Given exercise >> Gather up all lines that carry the word "treatment".

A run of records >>
--------------------------------------------------
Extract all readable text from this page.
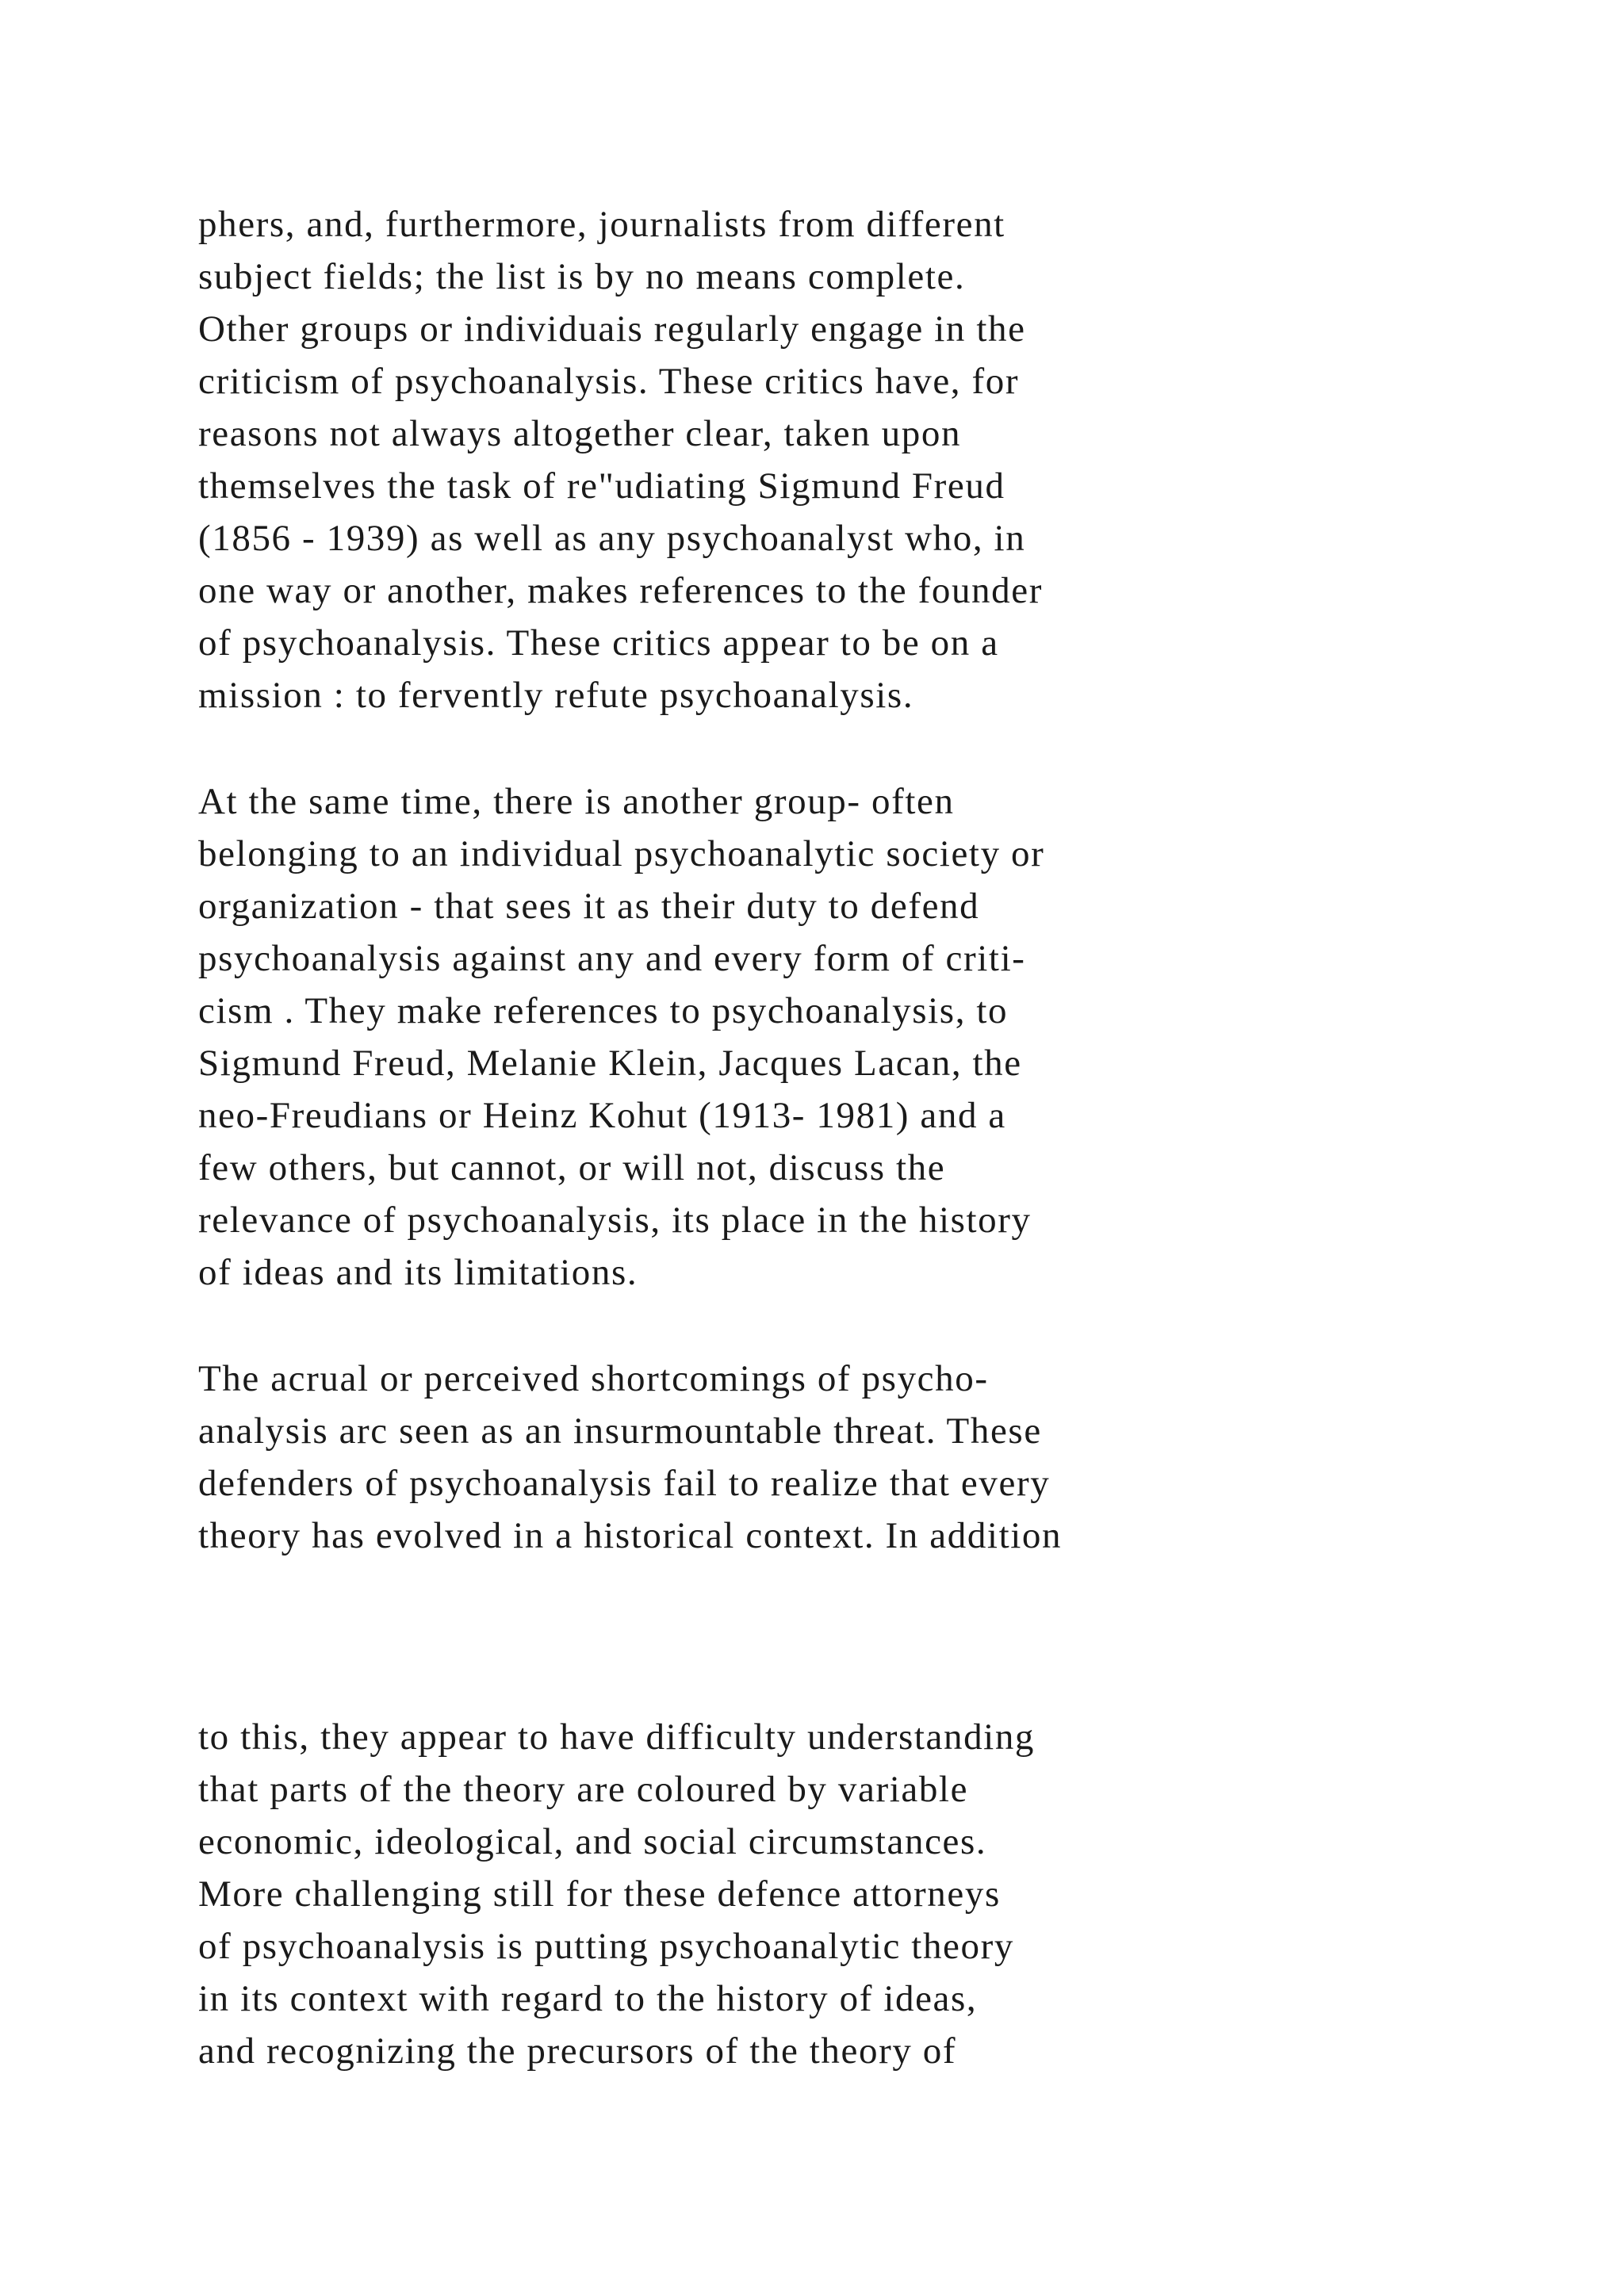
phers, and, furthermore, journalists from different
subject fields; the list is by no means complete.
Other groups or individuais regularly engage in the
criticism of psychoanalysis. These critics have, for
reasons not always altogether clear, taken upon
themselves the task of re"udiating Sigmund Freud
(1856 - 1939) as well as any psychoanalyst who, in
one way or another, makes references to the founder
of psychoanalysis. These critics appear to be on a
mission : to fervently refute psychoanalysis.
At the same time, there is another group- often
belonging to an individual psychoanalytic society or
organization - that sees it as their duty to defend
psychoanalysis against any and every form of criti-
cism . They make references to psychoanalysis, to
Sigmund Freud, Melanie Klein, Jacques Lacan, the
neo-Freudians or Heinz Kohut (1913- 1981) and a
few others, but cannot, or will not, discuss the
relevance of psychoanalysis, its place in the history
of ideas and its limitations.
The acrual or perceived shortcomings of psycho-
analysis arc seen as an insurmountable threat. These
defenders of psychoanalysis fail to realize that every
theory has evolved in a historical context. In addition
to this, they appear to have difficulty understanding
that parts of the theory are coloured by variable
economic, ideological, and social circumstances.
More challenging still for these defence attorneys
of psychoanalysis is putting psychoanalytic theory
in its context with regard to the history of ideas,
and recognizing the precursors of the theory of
--------------------------------------------------
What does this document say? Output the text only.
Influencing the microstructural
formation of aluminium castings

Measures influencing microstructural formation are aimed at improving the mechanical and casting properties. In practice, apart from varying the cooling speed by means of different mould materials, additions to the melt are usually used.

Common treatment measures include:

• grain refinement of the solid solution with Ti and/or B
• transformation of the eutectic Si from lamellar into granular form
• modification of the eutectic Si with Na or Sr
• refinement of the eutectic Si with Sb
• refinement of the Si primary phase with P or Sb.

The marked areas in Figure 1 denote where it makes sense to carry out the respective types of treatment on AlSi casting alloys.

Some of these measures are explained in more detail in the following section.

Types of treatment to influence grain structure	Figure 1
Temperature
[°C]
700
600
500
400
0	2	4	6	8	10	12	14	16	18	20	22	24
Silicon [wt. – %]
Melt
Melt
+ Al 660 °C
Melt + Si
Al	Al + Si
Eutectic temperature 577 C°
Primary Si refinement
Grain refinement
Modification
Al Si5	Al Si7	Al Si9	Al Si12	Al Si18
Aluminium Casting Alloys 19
--------------------------------------------------
Worked answer >>
Common treatment measures include:
The marked areas in Figure 1 denote where it makes sense to carry out the respective types of treatment on AlSi casting alloys.
Types of treatment to influence grain structure	Figure 1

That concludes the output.